Rows from a dataset:
****************
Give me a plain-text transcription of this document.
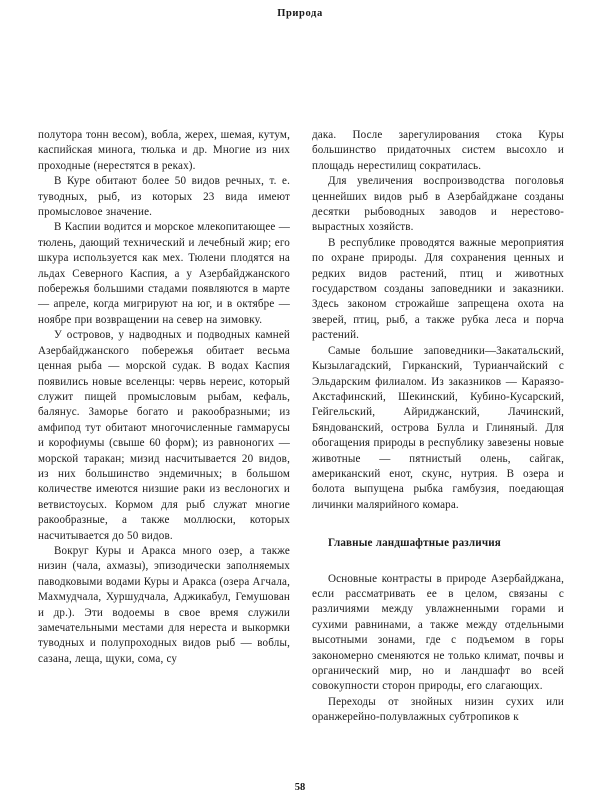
Природа

полутора тонн весом), вобла, жерех, шемая, кутум, каспийская минога, тюлька и др. Многие из них проходные (нерестятся в реках).

В Куре обитают более 50 видов речных, т. е. туводных, рыб, из которых 23 вида имеют промысловое значение.

В Каспии водится и морское млекопитающее — тюлень, дающий технический и лечебный жир; его шкура используется как мех. Тюлени плодятся на льдах Северного Каспия, а у Азербайджанского побережья большими стадами появляются в марте — апреле, когда мигрируют на юг, и в октябре — ноябре при возвращении на север на зимовку.

У островов, у надводных и подводных камней Азербайджанского побережья обитает весьма ценная рыба — морской судак. В водах Каспия появились новые вселенцы: червь нереис, который служит пищей промысловым рыбам, кефаль, балянус. Заморье богато и ракообразными; из амфипод тут обитают многочисленные гаммарусы и корофиумы (свыше 60 форм); из равноногих — морской таракан; мизид насчитывается 20 видов, из них большинство эндемичных; в большом количестве имеются низшие раки из веслоногих и ветвистоусых. Кормом для рыб служат многие ракообразные, а также моллюски, которых насчитывается до 50 видов.

Вокруг Куры и Аракса много озер, а также низин (чала, ахмазы), эпизодически заполняемых паводковыми водами Куры и Аракса (озера Агчала, Махмудчала, Хуршудчала, Аджикабул, Гемушован и др.). Эти водоемы в свое время служили замечательными местами для нереста и выкормки туводных и полупроходных видов рыб — воблы, сазана, леща, щуки, сома, су

дака. После зарегулирования стока Куры большинство придаточных систем высохло и площадь нерестилищ сократилась.

Для увеличения воспроизводства поголовья ценнейших видов рыб в Азербайджане созданы десятки рыбоводных заводов и нерестово-вырастных хозяйств.

В республике проводятся важные мероприятия по охране природы. Для сохранения ценных и редких видов растений, птиц и животных государством созданы заповедники и заказники. Здесь законом строжайше запрещена охота на зверей, птиц, рыб, а также рубка леса и порча растений.

Самые большие заповедники—Закатальский, Кызылагадский, Гирканский, Турианчайский с Эльдарским филиалом. Из заказников — Караязо-Акстафинский, Шекинский, Кубино-Кусарский, Гейгельский, Айриджанский, Лачинский, Бяндованский, острова Булла и Глиняный. Для обогащения природы в республику завезены новые животные — пятнистый олень, сайгак, американский енот, скунс, нутрия. В озера и болота выпущена рыбка гамбузия, поедающая личинки малярийного комара.

Главные ландшафтные различия

Основные контрасты в природе Азербайджана, если рассматривать ее в целом, связаны с различиями между увлажненными горами и сухими равнинами, а также между отдельными высотными зонами, где с подъемом в горы закономерно сменяются не только климат, почвы и органический мир, но и ландшафт во всей совокупности сторон природы, его слагающих.

Переходы от знойных низин сухих или оранжерейно-полувлажных субтропиков к

58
****************
- [YOUR INSTRUCTIONS]:
Leave every image out, and retype the material exactly.

- [RESPONSE TO THE EXERCISE]:
Give me a plain-text transcription of this document.
Природа

полутора тонн весом), вобла, жерех, шемая, кутум, каспийская минога, тюлька и др. Многие из них проходные (нерестятся в реках).

В Куре обитают более 50 видов речных, т. е. туводных, рыб, из которых 23 вида имеют промысловое значение.

В Каспии водится и морское млекопитающее — тюлень, дающий технический и лечебный жир; его шкура используется как мех. Тюлени плодятся на льдах Северного Каспия, а у Азербайджанского побережья большими стадами появляются в марте — апреле, когда мигрируют на юг, и в октябре — ноябре при возвращении на север на зимовку.

У островов, у надводных и подводных камней Азербайджанского побережья обитает весьма ценная рыба — морской судак. В водах Каспия появились новые вселенцы: червь нереис, который служит пищей промысловым рыбам, кефаль, балянус. Заморье богато и ракообразными; из амфипод тут обитают многочисленные гаммарусы и корофиумы (свыше 60 форм); из равноногих — морской таракан; мизид насчитывается 20 видов, из них большинство эндемичных; в большом количестве имеются низшие раки из веслоногих и ветвистоусых. Кормом для рыб служат многие ракообразные, а также моллюски, которых насчитывается до 50 видов.

Вокруг Куры и Аракса много озер, а также низин (чала, ахмазы), эпизодически заполняемых паводковыми водами Куры и Аракса (озера Агчала, Махмудчала, Хуршудчала, Аджикабул, Гемушован и др.). Эти водоемы в свое время служили замечательными местами для нереста и выкормки туводных и полупроходных видов рыб — воблы, сазана, леща, щуки, сома, су

дака. После зарегулирования стока Куры большинство придаточных систем высохло и площадь нерестилищ сократилась.

Для увеличения воспроизводства поголовья ценнейших видов рыб в Азербайджане созданы десятки рыбоводных заводов и нерестово-вырастных хозяйств.

В республике проводятся важные мероприятия по охране природы. Для сохранения ценных и редких видов растений, птиц и животных государством созданы заповедники и заказники. Здесь законом строжайше запрещена охота на зверей, птиц, рыб, а также рубка леса и порча растений.

Самые большие заповедники—Закатальский, Кызылагадский, Гирканский, Турианчайский с Эльдарским филиалом. Из заказников — Караязо-Акстафинский, Шекинский, Кубино-Кусарский, Гейгельский, Айриджанский, Лачинский, Бяндованский, острова Булла и Глиняный. Для обогащения природы в республику завезены новые животные — пятнистый олень, сайгак, американский енот, скунс, нутрия. В озера и болота выпущена рыбка гамбузия, поедающая личинки малярийного комара.

Главные ландшафтные различия

Основные контрасты в природе Азербайджана, если рассматривать ее в целом, связаны с различиями между увлажненными горами и сухими равнинами, а также между отдельными высотными зонами, где с подъемом в горы закономерно сменяются не только климат, почвы и органический мир, но и ландшафт во всей совокупности сторон природы, его слагающих.

Переходы от знойных низин сухих или оранжерейно-полувлажных субтропиков к

58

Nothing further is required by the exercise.